STATED EXERCISE » Filter this material down to the lines that hold "alpha", copying each one.

ENTRIES PROVIDED »
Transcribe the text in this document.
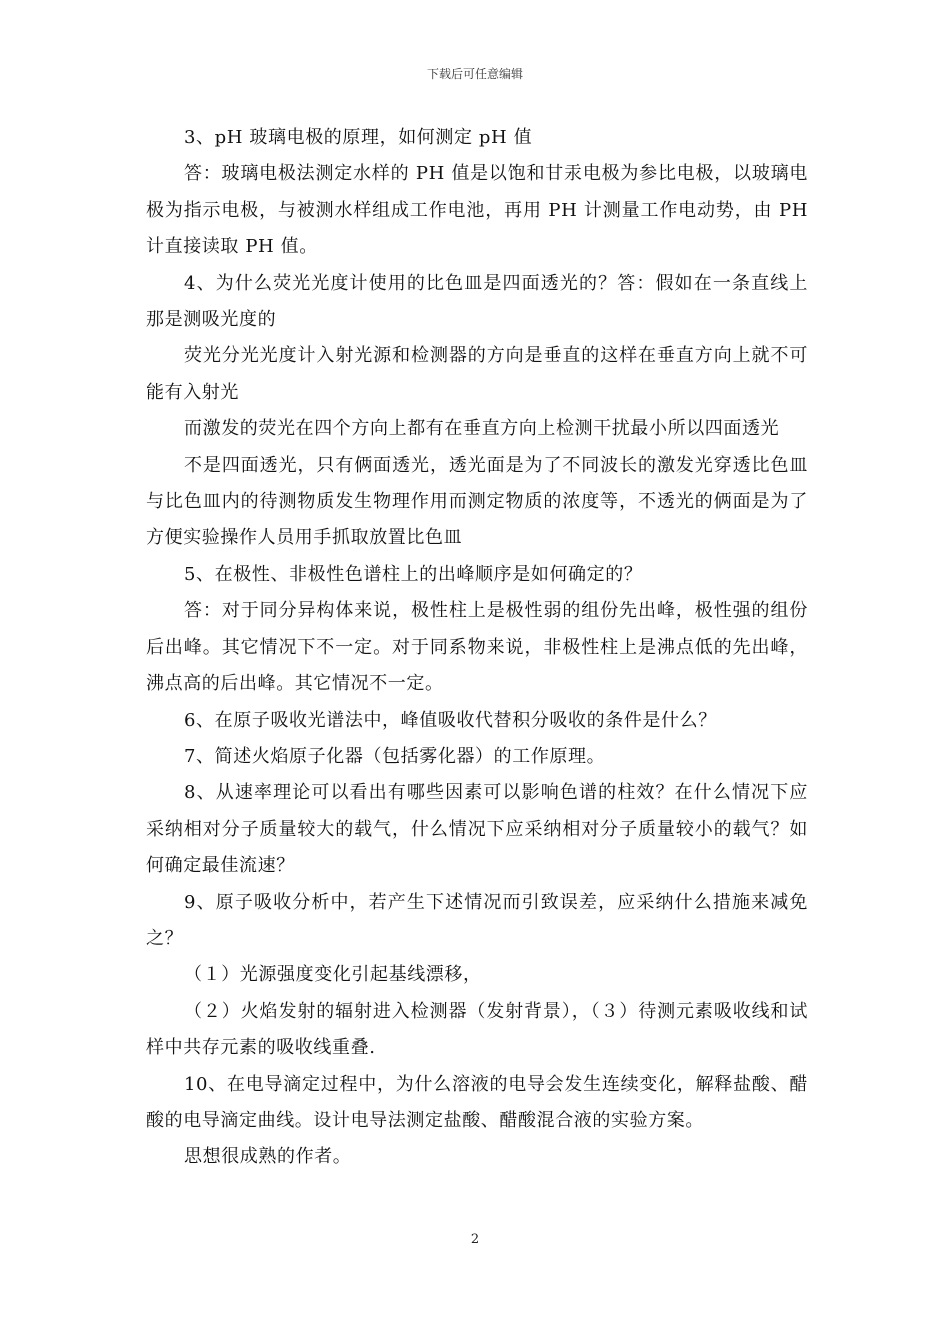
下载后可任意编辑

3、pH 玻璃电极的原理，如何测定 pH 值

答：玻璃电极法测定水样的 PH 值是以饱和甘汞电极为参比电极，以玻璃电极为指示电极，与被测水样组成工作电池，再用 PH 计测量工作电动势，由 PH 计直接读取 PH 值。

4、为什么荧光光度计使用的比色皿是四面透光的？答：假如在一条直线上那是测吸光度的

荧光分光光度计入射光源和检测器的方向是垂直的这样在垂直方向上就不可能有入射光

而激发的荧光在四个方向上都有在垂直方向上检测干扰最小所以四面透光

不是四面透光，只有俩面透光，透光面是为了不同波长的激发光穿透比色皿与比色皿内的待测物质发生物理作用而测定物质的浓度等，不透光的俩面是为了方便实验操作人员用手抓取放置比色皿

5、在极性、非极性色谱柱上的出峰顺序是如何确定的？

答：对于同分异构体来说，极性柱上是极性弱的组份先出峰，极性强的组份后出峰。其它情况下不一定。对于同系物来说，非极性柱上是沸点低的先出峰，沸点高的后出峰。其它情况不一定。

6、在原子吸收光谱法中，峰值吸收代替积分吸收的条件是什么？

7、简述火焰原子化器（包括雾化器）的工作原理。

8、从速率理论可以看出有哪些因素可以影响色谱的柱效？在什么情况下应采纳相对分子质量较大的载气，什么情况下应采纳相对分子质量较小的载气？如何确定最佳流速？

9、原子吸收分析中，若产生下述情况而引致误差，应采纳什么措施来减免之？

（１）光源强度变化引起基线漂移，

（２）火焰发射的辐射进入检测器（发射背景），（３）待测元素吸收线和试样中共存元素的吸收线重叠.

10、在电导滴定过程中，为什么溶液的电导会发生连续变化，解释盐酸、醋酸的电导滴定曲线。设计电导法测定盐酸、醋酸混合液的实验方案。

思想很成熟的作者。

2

...

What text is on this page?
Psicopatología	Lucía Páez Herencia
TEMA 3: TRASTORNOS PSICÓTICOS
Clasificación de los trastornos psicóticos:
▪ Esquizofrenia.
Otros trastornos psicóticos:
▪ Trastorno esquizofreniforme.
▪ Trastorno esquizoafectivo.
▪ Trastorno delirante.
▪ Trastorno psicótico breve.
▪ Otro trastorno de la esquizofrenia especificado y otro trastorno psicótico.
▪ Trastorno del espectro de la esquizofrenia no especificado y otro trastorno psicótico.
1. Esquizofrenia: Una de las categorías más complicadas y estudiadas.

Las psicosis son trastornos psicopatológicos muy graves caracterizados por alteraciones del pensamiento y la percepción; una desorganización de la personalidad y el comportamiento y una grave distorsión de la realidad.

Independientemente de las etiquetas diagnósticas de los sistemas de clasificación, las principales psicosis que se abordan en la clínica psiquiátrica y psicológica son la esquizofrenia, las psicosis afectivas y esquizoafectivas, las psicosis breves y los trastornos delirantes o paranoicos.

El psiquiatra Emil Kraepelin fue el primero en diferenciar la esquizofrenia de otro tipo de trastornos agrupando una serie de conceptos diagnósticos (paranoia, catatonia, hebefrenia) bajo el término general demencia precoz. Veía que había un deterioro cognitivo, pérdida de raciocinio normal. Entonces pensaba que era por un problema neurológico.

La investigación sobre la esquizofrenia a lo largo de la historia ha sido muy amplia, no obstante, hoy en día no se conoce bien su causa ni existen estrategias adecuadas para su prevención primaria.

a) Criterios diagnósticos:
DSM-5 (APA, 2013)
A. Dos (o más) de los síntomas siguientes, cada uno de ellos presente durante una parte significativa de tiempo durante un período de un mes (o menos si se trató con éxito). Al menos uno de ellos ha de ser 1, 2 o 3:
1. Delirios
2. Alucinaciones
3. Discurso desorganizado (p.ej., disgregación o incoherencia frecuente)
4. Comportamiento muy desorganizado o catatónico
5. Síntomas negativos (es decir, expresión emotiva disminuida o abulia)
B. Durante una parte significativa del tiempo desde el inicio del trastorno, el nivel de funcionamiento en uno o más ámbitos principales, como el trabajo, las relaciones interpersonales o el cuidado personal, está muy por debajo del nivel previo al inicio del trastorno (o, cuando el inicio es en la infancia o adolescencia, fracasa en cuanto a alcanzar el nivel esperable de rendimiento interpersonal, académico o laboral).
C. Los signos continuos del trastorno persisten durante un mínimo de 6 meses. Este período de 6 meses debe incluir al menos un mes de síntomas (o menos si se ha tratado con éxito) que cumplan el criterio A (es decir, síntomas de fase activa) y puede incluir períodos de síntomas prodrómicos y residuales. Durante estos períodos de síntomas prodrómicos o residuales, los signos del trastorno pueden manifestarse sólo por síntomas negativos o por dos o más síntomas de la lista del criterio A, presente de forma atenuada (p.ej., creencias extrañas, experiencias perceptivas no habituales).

--

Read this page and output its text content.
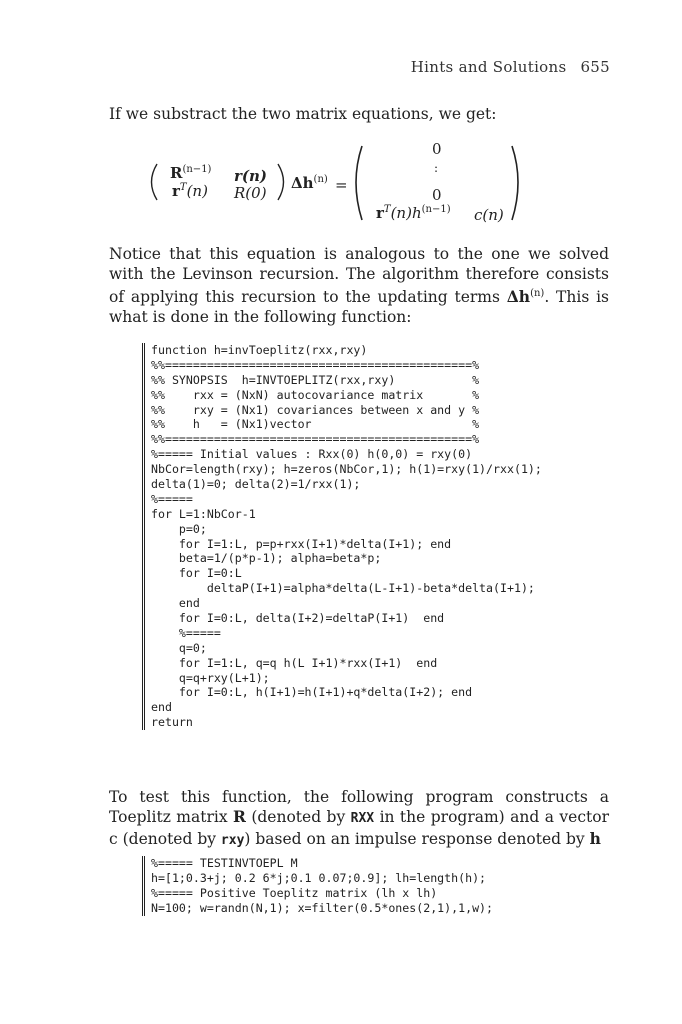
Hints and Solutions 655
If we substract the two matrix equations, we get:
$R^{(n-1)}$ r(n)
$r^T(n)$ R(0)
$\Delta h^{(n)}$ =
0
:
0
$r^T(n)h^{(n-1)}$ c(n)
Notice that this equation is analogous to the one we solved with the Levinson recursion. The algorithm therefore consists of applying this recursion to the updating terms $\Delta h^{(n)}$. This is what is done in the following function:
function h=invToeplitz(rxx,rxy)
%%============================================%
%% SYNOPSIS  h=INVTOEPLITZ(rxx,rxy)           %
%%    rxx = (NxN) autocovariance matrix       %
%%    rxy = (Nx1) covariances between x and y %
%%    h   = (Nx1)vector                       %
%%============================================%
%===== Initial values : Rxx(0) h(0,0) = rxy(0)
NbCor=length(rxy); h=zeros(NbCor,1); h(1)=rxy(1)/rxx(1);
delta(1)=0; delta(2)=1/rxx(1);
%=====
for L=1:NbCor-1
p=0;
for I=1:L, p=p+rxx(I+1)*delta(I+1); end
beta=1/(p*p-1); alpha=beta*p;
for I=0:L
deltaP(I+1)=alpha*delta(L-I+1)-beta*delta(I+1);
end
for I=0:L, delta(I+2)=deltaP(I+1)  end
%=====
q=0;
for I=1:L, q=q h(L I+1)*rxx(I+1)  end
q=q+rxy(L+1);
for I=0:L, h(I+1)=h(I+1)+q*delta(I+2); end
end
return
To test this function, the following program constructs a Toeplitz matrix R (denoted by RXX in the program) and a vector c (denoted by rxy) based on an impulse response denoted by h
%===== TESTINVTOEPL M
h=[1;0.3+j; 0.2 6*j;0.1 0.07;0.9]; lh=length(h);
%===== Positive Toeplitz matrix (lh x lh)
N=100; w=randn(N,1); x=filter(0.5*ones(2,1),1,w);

OUTPUT OF THE TASK »
beta=1/(p*p-1); alpha=beta*p;
deltaP(I+1)=alpha*delta(L-I+1)-beta*delta(I+1);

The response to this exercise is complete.